## Instruction
Each entry must appear again exactly as it does in the source.

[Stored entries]

=-=-=-=-=

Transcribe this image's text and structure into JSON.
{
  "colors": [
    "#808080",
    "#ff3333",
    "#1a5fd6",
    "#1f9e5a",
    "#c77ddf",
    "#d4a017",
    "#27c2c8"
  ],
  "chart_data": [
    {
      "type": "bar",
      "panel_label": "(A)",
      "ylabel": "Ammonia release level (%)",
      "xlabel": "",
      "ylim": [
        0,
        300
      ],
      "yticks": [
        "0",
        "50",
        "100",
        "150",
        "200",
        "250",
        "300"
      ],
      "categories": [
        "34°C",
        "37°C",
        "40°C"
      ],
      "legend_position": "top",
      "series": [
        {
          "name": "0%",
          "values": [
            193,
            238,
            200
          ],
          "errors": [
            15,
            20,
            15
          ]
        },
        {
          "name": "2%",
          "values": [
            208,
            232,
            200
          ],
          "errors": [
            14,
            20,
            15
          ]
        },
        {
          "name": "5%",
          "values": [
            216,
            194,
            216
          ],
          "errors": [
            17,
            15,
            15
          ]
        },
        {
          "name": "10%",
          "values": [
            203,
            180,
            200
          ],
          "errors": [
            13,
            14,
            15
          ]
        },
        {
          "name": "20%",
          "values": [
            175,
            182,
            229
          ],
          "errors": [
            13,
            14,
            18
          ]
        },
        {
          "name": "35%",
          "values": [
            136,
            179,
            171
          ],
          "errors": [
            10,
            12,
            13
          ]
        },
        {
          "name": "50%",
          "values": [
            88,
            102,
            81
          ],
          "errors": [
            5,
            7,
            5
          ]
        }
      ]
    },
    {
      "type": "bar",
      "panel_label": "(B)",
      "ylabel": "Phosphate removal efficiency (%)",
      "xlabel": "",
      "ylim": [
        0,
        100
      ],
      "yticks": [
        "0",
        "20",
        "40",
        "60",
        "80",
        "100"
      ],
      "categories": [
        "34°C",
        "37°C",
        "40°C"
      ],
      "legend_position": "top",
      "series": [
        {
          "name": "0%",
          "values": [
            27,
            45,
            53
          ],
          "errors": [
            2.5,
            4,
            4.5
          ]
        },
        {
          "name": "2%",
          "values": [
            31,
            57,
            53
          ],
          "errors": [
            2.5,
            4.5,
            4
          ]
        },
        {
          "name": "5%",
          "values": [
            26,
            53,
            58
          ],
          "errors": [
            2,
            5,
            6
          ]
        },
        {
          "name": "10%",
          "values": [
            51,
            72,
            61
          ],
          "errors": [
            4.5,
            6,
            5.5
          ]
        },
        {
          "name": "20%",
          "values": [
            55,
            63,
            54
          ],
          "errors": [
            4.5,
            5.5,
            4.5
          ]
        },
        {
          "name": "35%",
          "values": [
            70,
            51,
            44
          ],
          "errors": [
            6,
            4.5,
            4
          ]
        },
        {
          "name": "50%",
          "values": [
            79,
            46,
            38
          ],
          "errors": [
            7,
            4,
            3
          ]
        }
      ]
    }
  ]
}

=-=-=-=-=

## Result for this exercise
Transcribe this image's text and structure into JSON.
{
  "colors": [
    "#808080",
    "#ff3333",
    "#1a5fd6",
    "#1f9e5a",
    "#c77ddf",
    "#d4a017",
    "#27c2c8"
  ],
  "chart_data": [
    {
      "type": "bar",
      "panel_label": "(A)",
      "ylabel": "Ammonia release level (%)",
      "xlabel": "",
      "ylim": [
        0,
        300
      ],
      "yticks": [
        "0",
        "50",
        "100",
        "150",
        "200",
        "250",
        "300"
      ],
      "categories": [
        "34°C",
        "37°C",
        "40°C"
      ],
      "legend_position": "top",
      "series": [
        {
          "name": "0%",
          "values": [
            193,
            238,
            200
          ],
          "errors": [
            15,
            20,
            15
          ]
        },
        {
          "name": "2%",
          "values": [
            208,
            232,
            200
          ],
          "errors": [
            14,
            20,
            15
          ]
        },
        {
          "name": "5%",
          "values": [
            216,
            194,
            216
          ],
          "errors": [
            17,
            15,
            15
          ]
        },
        {
          "name": "10%",
          "values": [
            203,
            180,
            200
          ],
          "errors": [
            13,
            14,
            15
          ]
        },
        {
          "name": "20%",
          "values": [
            175,
            182,
            229
          ],
          "errors": [
            13,
            14,
            18
          ]
        },
        {
          "name": "35%",
          "values": [
            136,
            179,
            171
          ],
          "errors": [
            10,
            12,
            13
          ]
        },
        {
          "name": "50%",
          "values": [
            88,
            102,
            81
          ],
          "errors": [
            5,
            7,
            5
          ]
        }
      ]
    },
    {
      "type": "bar",
      "panel_label": "(B)",
      "ylabel": "Phosphate removal efficiency (%)",
      "xlabel": "",
      "ylim": [
        0,
        100
      ],
      "yticks": [
        "0",
        "20",
        "40",
        "60",
        "80",
        "100"
      ],
      "categories": [
        "34°C",
        "37°C",
        "40°C"
      ],
      "legend_position": "top",
      "series": [
        {
          "name": "0%",
          "values": [
            27,
            45,
            53
          ],
          "errors": [
            2.5,
            4,
            4.5
          ]
        },
        {
          "name": "2%",
          "values": [
            31,
            57,
            53
          ],
          "errors": [
            2.5,
            4.5,
            4
          ]
        },
        {
          "name": "5%",
          "values": [
            26,
            53,
            58
          ],
          "errors": [
            2,
            5,
            6
          ]
        },
        {
          "name": "10%",
          "values": [
            51,
            72,
            61
          ],
          "errors": [
            4.5,
            6,
            5.5
          ]
        },
        {
          "name": "20%",
          "values": [
            55,
            63,
            54
          ],
          "errors": [
            4.5,
            5.5,
            4.5
          ]
        },
        {
          "name": "35%",
          "values": [
            70,
            51,
            44
          ],
          "errors": [
            6,
            4.5,
            4
          ]
        },
        {
          "name": "50%",
          "values": [
            79,
            46,
            38
          ],
          "errors": [
            7,
            4,
            3
          ]
        }
      ]
    }
  ]
}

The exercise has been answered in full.